SET EXERCISE: From the entries below, count every line that contains the word "мероприятий". Please give the number and nothing else.

━━━━━ RECORDS FOR THE EXERCISE ━━━━━

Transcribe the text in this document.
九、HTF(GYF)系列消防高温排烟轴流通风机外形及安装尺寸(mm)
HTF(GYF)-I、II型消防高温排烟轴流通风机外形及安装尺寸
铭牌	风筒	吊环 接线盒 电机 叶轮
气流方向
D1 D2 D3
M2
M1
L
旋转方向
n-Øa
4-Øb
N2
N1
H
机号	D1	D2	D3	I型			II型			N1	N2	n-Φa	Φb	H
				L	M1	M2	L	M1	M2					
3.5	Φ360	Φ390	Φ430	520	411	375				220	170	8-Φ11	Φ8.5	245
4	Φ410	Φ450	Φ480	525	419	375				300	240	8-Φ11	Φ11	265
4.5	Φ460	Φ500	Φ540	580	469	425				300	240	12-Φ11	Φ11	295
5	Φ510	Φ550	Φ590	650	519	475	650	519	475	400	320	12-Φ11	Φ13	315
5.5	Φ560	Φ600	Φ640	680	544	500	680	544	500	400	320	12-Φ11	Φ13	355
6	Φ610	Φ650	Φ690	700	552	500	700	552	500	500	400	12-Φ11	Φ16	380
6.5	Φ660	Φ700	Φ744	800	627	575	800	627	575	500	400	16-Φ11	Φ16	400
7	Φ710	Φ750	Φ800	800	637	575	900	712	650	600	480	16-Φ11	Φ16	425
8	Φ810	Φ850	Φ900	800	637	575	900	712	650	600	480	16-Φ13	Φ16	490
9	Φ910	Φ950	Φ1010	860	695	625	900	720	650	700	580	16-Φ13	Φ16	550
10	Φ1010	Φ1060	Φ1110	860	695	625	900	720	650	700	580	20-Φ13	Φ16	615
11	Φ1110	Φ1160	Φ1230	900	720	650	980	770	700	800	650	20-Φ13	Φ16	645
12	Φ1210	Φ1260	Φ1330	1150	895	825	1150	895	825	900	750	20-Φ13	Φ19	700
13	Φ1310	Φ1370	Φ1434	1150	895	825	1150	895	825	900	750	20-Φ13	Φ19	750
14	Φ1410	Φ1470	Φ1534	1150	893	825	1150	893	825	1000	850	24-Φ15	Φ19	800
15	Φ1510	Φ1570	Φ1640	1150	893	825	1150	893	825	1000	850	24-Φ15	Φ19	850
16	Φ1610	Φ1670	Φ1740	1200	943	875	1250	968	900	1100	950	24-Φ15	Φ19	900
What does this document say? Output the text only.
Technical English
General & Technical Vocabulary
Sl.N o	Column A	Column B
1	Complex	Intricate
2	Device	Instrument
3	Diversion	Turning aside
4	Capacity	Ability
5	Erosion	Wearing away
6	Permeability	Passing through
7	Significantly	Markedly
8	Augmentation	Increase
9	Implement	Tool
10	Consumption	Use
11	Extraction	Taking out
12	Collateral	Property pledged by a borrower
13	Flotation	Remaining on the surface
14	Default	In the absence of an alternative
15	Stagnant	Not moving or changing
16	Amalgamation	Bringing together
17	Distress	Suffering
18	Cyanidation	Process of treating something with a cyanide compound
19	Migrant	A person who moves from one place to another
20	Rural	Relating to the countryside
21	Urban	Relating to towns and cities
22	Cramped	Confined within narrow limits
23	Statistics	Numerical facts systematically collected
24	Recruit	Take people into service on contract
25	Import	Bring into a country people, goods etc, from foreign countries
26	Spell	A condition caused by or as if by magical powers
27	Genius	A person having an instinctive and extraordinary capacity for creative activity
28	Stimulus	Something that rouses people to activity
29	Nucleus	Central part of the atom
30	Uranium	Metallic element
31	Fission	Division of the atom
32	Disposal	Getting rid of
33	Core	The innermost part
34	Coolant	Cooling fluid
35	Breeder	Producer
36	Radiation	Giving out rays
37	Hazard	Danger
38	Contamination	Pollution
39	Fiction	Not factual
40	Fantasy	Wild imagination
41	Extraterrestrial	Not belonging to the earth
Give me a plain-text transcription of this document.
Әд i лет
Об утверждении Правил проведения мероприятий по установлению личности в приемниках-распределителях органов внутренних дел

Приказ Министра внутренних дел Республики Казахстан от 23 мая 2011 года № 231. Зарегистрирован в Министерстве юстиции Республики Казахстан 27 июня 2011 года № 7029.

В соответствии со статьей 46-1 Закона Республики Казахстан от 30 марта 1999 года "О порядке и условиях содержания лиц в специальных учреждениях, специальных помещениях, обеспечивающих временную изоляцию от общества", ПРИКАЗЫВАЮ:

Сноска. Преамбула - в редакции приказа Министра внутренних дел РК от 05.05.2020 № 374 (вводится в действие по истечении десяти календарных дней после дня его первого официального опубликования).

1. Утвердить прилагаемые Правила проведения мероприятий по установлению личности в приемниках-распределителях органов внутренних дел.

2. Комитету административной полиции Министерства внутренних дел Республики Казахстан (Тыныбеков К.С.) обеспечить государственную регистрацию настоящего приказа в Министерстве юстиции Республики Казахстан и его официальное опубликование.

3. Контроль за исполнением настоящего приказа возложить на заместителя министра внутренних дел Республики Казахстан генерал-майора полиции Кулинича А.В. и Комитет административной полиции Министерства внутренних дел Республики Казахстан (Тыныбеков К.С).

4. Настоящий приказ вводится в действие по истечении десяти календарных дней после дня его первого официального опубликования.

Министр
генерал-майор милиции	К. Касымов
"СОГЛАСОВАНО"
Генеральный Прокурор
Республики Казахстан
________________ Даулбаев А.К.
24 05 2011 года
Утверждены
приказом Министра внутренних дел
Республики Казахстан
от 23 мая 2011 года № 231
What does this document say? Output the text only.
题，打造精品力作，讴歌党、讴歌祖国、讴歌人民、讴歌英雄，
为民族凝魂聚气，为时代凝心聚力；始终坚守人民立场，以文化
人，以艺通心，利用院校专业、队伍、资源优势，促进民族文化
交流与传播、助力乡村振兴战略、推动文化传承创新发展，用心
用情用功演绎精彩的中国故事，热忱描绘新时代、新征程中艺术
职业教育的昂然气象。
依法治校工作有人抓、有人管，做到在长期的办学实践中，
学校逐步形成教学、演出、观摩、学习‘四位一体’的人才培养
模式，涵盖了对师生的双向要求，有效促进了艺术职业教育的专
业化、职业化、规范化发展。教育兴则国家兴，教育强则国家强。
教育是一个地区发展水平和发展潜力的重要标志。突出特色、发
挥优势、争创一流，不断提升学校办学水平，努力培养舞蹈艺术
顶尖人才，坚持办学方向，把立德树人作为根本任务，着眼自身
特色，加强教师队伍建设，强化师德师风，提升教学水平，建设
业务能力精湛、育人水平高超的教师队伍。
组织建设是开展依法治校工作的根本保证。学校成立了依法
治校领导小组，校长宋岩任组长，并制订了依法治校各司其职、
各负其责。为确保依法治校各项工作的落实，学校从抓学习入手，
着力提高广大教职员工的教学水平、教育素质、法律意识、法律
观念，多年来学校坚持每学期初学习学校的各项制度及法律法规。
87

━━━━━

RESPONSE TO THIS TASK: 2